__İstenen__.
İlk satırdan "Text: 2: 2 [29, 503, 38, 517]" içeren satıra kadar, iki uç da dahil olmak üzere, satırları boş olanları atlayarak bir Markdown tablosuna aktarın. Satır numarası için "No", satırın kendisi için "Satır" sütununu kullanın.

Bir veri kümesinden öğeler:
↓↓↓
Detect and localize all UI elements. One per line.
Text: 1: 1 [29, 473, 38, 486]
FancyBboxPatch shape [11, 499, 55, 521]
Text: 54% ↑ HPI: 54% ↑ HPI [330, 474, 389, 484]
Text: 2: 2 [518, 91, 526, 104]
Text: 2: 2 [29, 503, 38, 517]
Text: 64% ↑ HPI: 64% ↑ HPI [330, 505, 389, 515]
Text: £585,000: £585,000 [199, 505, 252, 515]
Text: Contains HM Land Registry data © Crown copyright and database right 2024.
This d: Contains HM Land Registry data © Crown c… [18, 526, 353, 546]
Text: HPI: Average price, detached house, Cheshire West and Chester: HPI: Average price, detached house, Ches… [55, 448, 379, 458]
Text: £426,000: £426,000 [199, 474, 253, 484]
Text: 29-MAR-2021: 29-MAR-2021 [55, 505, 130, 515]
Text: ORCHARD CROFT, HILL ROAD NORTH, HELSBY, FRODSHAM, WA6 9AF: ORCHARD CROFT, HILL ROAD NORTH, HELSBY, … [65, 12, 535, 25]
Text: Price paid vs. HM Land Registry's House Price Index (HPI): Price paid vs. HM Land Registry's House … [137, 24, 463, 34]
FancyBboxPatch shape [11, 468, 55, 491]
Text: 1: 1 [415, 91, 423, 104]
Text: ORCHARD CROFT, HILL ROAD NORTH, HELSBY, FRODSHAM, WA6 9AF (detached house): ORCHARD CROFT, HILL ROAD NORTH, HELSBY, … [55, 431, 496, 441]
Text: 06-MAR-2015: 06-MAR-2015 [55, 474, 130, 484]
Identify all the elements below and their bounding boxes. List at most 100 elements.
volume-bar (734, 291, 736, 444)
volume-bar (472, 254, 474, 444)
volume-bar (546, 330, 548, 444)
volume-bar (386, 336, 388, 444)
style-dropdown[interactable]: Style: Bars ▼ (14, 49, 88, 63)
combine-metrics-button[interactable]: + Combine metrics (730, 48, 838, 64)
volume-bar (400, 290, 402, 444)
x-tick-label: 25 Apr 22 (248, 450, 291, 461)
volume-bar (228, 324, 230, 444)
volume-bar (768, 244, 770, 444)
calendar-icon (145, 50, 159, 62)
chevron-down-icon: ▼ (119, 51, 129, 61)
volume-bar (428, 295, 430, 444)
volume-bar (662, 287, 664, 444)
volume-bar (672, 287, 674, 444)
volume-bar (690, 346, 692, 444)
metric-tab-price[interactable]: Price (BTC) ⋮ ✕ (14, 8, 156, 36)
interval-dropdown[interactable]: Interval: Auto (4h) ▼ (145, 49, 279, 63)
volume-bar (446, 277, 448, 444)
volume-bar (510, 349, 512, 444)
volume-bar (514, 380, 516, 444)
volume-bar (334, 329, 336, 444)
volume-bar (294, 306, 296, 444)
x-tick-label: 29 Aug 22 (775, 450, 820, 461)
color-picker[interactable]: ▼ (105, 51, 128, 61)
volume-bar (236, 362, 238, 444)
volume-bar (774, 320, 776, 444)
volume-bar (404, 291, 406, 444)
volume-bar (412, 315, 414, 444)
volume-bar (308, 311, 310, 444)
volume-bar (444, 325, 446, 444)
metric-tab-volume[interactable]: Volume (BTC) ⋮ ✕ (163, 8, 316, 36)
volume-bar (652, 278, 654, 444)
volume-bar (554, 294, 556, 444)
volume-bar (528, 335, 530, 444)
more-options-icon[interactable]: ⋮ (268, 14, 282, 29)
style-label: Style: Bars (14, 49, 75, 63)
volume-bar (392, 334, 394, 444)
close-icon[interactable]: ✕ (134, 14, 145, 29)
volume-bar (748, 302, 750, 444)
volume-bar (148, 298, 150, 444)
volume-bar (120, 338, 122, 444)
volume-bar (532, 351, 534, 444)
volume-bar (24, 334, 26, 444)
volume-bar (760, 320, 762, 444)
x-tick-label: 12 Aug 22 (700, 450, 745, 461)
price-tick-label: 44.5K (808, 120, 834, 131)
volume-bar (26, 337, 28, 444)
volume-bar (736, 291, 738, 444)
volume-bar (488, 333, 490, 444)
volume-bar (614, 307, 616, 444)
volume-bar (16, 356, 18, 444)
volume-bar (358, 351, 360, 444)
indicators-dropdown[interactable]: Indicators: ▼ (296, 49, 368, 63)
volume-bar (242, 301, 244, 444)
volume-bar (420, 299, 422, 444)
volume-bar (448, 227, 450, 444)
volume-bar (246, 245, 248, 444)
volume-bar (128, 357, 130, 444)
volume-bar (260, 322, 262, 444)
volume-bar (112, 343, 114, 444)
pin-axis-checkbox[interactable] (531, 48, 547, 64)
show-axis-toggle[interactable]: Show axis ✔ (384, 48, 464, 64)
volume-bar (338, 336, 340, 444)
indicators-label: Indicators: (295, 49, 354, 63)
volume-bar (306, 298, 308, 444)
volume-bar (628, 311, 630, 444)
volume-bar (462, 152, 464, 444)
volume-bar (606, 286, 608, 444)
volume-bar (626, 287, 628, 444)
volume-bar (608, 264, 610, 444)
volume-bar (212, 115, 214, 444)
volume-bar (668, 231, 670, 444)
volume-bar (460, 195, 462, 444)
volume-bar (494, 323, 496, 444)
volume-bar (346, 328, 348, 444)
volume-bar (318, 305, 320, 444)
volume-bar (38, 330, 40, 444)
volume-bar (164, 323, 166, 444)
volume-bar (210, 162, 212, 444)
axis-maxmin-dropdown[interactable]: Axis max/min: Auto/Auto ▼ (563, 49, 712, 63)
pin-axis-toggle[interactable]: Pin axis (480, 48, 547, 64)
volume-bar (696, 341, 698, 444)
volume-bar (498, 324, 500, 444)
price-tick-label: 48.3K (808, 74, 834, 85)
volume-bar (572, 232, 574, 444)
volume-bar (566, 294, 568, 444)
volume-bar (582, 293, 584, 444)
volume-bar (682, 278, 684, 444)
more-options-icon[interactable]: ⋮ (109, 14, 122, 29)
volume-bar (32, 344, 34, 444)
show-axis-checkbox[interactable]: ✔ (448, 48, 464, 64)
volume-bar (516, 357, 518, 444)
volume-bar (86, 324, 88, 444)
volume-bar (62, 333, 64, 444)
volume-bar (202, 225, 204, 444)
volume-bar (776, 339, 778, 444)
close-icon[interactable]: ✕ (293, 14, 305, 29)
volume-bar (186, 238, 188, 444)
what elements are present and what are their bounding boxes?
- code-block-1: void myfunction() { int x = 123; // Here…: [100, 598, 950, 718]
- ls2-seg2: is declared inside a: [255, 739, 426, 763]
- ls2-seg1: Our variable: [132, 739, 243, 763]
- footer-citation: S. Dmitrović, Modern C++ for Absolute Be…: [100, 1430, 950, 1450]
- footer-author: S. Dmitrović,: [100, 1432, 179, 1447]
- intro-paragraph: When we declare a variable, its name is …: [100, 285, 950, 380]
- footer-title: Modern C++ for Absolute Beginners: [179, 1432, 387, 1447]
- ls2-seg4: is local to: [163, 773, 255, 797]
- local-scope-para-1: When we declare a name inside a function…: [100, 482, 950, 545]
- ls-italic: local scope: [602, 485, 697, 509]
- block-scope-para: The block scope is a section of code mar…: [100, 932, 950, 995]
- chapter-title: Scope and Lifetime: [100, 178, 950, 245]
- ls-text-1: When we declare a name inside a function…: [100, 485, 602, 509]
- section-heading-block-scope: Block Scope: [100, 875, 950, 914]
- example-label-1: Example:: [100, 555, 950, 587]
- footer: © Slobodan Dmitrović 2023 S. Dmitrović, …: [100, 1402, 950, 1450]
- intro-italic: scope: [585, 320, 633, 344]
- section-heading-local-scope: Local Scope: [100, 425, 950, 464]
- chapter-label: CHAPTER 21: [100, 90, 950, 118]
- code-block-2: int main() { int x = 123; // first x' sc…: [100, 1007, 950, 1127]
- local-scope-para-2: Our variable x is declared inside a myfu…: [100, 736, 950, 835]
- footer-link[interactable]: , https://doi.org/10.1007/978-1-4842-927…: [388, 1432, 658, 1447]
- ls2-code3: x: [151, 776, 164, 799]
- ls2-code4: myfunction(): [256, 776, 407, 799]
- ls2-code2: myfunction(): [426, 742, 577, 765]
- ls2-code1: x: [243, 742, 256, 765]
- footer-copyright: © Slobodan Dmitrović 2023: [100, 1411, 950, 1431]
↑↑↑
__Tamamlanmış yanıt__.
| No | Satır |
|---|---|
| 1 | Detect and localize all UI elements. One per line. |
| 2 | Text: 1: 1 [29, 473, 38, 486] |
| 3 | FancyBboxPatch shape [11, 499, 55, 521] |
| 4 | Text: 54% ↑ HPI: 54% ↑ HPI [330, 474, 389, 484] |
| 5 | Text: 2: 2 [518, 91, 526, 104] |
| 6 | Text: 2: 2 [29, 503, 38, 517] |